- **Task to complete**
Below is a listing; write it out exactly and drop any images from it.

-- -- --

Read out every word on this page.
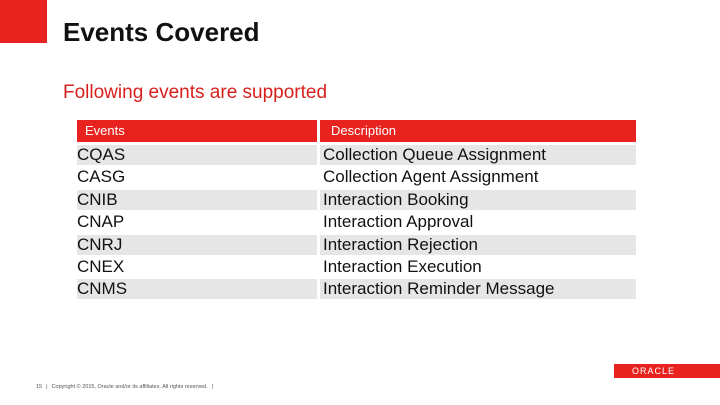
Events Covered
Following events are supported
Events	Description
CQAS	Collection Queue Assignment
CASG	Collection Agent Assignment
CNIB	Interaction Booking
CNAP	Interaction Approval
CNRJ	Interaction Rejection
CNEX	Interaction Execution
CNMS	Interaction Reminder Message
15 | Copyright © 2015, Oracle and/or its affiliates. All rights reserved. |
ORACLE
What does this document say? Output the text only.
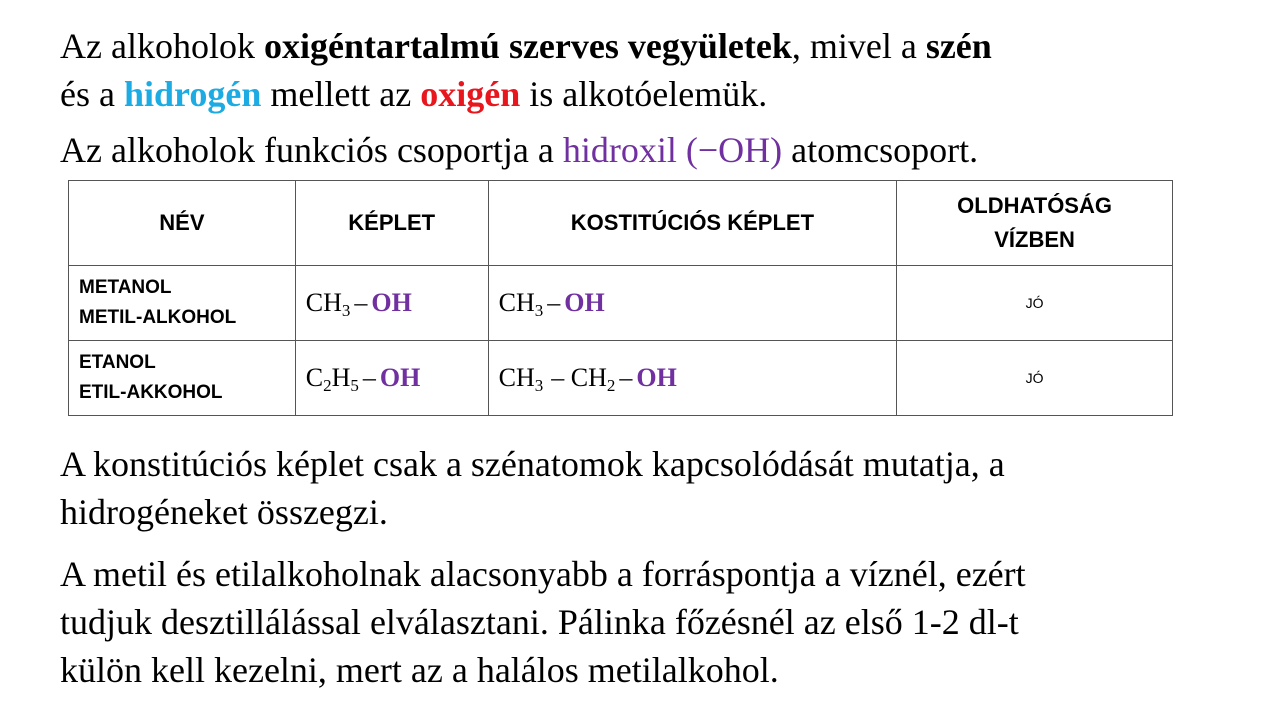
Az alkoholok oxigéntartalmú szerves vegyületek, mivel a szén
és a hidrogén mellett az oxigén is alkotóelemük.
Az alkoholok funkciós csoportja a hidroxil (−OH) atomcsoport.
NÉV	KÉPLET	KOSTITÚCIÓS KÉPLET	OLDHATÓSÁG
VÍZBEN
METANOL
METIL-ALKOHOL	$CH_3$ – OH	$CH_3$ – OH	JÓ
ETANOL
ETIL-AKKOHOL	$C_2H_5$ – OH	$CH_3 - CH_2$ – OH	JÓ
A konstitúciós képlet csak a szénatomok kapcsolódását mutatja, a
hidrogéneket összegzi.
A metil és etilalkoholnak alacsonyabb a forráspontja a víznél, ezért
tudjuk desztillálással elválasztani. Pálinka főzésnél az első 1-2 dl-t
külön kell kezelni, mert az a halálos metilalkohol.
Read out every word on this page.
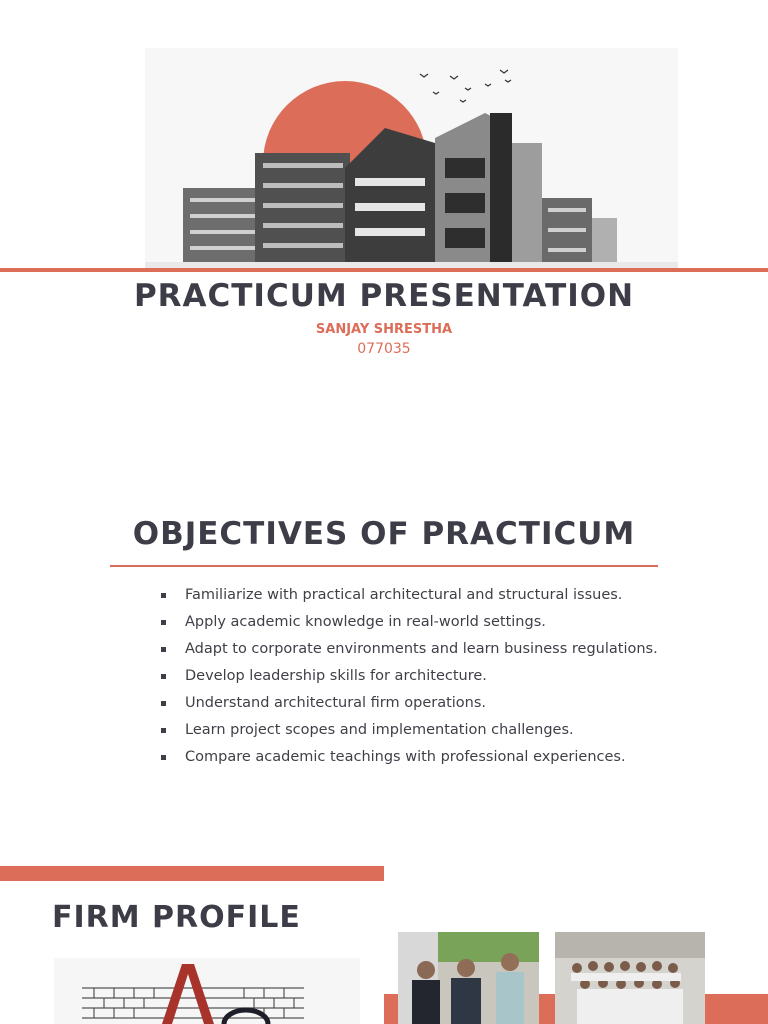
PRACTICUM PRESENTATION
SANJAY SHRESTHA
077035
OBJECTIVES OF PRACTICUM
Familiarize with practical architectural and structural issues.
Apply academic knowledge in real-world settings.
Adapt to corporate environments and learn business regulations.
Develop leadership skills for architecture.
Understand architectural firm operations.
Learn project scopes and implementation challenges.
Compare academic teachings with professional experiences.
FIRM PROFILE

-- -- --

- **Response**
Read out every word on this page.
Events Covered
Following events are supported
Events	Description
CQAS	Collection Queue Assignment
CASG	Collection Agent Assignment
CNIB	Interaction Booking
CNAP	Interaction Approval
CNRJ	Interaction Rejection
CNEX	Interaction Execution
CNMS	Interaction Reminder Message
15 | Copyright © 2015, Oracle and/or its affiliates. All rights reserved. |
ORACLE
What does this document say? Output the text only.
Az alkoholok oxigéntartalmú szerves vegyületek, mivel a szén
és a hidrogén mellett az oxigén is alkotóelemük.
Az alkoholok funkciós csoportja a hidroxil (−OH) atomcsoport.
NÉV	KÉPLET	KOSTITÚCIÓS KÉPLET	OLDHATÓSÁG
VÍZBEN
METANOL
METIL-ALKOHOL	$CH_3$ – OH	$CH_3$ – OH	JÓ
ETANOL
ETIL-AKKOHOL	$C_2H_5$ – OH	$CH_3 - CH_2$ – OH	JÓ
A konstitúciós képlet csak a szénatomok kapcsolódását mutatja, a
hidrogéneket összegzi.
A metil és etilalkoholnak alacsonyabb a forráspontja a víznél, ezért
tudjuk desztillálással elválasztani. Pálinka főzésnél az első 1-2 dl-t
külön kell kezelni, mert az a halálos metilalkohol.
Read out every word on this page.
PRACTICUM PRESENTATION
SANJAY SHRESTHA
077035
OBJECTIVES OF PRACTICUM
Familiarize with practical architectural and structural issues.
Apply academic knowledge in real-world settings.
Adapt to corporate environments and learn business regulations.
Develop leadership skills for architecture.
Understand architectural firm operations.
Learn project scopes and implementation challenges.
Compare academic teachings with professional experiences.
FIRM PROFILE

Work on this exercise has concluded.